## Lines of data
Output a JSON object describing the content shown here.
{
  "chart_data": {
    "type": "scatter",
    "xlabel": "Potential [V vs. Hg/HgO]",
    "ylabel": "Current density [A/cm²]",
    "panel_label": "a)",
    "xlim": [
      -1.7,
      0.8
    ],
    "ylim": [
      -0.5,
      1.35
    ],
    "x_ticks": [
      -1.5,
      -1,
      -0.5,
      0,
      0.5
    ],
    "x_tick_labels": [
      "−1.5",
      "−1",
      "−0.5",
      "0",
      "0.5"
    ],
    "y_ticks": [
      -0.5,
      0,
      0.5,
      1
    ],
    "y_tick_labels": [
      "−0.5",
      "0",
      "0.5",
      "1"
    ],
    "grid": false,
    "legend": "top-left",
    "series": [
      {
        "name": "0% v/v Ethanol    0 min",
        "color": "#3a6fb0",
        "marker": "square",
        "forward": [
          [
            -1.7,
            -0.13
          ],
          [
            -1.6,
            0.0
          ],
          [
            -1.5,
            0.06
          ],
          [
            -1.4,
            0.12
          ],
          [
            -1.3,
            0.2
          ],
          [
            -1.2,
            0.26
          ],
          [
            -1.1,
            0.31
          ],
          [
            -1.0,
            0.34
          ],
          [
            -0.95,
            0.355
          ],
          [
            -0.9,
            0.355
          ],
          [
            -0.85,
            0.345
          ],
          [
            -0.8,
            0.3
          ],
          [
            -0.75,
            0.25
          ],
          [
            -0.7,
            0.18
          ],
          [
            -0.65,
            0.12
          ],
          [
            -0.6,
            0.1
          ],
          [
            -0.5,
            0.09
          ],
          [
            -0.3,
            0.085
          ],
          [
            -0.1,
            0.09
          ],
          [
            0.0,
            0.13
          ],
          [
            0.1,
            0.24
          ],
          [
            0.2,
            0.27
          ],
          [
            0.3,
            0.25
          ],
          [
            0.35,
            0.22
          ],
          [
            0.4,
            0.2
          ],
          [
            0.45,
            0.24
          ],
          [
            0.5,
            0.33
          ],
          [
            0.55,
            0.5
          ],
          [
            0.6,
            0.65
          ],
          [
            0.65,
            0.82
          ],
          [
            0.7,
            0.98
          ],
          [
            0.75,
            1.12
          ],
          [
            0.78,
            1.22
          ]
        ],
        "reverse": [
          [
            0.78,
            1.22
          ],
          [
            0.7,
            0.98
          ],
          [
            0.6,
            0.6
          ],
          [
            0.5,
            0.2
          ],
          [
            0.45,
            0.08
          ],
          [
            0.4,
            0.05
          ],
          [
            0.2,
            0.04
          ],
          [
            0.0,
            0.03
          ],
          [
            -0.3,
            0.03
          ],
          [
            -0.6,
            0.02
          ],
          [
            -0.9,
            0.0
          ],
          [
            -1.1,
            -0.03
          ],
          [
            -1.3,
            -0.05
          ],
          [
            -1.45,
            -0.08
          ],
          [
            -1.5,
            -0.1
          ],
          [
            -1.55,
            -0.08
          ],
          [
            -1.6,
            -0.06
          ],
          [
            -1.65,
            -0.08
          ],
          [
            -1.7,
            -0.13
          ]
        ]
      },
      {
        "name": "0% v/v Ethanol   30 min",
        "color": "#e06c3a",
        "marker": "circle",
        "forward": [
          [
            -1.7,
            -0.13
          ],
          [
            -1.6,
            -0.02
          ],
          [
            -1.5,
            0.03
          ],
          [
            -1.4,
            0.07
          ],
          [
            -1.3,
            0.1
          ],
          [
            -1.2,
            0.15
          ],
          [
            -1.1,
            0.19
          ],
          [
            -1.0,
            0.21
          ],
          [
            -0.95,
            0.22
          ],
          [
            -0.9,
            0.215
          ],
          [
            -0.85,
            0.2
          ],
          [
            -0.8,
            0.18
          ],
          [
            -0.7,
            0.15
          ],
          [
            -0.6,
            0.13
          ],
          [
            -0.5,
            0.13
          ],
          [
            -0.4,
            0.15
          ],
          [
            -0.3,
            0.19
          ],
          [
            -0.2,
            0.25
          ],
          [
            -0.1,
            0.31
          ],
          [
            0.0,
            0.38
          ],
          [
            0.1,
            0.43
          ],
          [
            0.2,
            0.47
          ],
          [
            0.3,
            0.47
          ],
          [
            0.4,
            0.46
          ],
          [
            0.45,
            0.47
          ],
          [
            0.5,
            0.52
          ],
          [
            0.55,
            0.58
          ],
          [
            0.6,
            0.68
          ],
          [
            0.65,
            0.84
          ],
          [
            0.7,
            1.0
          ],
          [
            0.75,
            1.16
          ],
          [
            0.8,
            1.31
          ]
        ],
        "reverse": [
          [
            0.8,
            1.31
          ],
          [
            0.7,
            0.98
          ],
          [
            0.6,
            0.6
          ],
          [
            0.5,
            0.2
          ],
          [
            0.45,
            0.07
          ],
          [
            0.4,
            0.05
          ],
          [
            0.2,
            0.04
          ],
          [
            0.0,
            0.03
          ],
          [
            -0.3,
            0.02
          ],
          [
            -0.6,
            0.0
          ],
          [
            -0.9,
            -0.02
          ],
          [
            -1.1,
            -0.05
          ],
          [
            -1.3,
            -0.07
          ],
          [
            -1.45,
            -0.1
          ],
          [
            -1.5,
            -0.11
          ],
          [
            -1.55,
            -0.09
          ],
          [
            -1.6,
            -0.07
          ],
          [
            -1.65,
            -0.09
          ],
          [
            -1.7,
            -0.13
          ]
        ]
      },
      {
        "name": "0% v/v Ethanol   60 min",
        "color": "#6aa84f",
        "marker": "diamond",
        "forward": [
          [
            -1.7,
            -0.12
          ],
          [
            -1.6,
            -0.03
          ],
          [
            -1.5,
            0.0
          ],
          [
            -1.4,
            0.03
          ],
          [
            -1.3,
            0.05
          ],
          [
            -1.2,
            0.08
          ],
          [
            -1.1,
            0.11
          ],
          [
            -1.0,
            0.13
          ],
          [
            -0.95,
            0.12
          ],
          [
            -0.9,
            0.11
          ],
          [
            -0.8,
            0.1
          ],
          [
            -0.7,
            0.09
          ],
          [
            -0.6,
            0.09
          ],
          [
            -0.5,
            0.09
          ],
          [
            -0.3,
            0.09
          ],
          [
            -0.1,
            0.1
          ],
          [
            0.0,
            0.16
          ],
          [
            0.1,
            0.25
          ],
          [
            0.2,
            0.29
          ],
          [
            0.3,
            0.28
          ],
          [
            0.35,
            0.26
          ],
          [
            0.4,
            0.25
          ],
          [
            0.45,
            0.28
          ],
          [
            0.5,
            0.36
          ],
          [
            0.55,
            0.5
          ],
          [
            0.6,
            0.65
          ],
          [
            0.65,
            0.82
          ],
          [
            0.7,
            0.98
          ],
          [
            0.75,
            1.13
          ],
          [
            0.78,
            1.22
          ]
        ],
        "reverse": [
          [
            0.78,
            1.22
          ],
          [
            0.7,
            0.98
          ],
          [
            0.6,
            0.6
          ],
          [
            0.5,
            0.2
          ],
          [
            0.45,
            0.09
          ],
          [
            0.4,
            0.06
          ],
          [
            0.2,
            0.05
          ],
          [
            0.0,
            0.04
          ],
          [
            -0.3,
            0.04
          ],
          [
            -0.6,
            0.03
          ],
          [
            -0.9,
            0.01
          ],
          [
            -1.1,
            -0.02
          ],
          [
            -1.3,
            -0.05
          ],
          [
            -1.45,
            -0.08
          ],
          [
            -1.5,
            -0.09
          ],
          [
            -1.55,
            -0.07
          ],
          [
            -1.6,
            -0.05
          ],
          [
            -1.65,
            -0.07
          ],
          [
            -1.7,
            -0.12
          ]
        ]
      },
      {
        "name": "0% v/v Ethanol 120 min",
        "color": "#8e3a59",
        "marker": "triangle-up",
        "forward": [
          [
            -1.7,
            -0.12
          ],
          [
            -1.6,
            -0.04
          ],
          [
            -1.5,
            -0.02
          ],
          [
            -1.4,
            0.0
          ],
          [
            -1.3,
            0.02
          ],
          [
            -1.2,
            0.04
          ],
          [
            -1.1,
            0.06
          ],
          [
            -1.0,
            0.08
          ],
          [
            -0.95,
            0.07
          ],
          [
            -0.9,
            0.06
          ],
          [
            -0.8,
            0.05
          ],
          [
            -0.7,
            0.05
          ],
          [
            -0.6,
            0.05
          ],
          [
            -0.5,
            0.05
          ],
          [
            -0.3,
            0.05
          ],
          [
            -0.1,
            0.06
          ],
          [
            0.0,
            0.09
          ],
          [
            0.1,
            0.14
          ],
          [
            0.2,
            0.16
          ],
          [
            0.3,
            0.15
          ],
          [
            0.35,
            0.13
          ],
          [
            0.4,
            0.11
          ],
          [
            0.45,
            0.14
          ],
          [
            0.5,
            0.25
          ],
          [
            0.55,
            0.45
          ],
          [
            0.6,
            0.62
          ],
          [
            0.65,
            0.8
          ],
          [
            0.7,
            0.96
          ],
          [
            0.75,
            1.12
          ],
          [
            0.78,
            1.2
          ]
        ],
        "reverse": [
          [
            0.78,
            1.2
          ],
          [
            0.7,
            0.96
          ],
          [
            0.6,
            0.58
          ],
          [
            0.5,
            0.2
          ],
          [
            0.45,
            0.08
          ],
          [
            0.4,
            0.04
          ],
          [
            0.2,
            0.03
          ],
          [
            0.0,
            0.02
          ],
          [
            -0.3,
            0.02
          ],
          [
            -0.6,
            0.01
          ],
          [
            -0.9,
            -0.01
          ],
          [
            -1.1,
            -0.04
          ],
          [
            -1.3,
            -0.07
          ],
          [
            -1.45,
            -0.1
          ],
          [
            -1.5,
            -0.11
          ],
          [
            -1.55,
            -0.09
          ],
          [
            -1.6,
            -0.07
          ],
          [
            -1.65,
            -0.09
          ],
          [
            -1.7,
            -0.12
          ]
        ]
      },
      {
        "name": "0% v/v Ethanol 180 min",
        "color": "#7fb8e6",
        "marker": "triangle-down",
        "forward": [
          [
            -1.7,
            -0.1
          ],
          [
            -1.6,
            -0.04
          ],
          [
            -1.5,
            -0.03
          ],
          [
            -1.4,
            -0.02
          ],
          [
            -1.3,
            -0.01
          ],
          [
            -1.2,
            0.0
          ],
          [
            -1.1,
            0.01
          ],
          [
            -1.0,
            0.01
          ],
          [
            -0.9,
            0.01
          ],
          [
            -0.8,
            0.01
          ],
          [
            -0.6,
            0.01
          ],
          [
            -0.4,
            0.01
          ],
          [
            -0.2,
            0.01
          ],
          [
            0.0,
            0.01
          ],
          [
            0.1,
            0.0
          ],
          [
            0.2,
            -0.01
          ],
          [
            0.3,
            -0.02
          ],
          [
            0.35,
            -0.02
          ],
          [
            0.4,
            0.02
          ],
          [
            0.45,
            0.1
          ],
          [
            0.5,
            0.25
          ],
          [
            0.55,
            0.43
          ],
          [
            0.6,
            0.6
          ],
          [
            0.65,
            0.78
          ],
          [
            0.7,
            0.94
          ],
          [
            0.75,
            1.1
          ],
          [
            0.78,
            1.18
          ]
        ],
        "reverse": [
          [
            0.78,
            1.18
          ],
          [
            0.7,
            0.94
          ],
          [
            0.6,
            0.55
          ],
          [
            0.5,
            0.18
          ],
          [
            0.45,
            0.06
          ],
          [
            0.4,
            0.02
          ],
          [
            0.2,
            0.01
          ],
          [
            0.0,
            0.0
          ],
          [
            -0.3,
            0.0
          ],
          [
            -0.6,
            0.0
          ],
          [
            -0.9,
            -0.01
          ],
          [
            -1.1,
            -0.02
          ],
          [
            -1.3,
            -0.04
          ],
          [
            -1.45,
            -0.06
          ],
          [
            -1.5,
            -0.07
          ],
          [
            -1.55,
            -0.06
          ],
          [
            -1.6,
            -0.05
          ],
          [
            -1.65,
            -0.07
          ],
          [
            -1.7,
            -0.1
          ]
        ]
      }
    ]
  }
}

## TASK OBJECTIVE
Scan the entries above for the word "name" and collect each line holding it.

## WORKED ANSWER
        "name": "0% v/v Ethanol    0 min",
        "name": "0% v/v Ethanol   30 min",
        "name": "0% v/v Ethanol   60 min",
        "name": "0% v/v Ethanol 120 min",
        "name": "0% v/v Ethanol 180 min",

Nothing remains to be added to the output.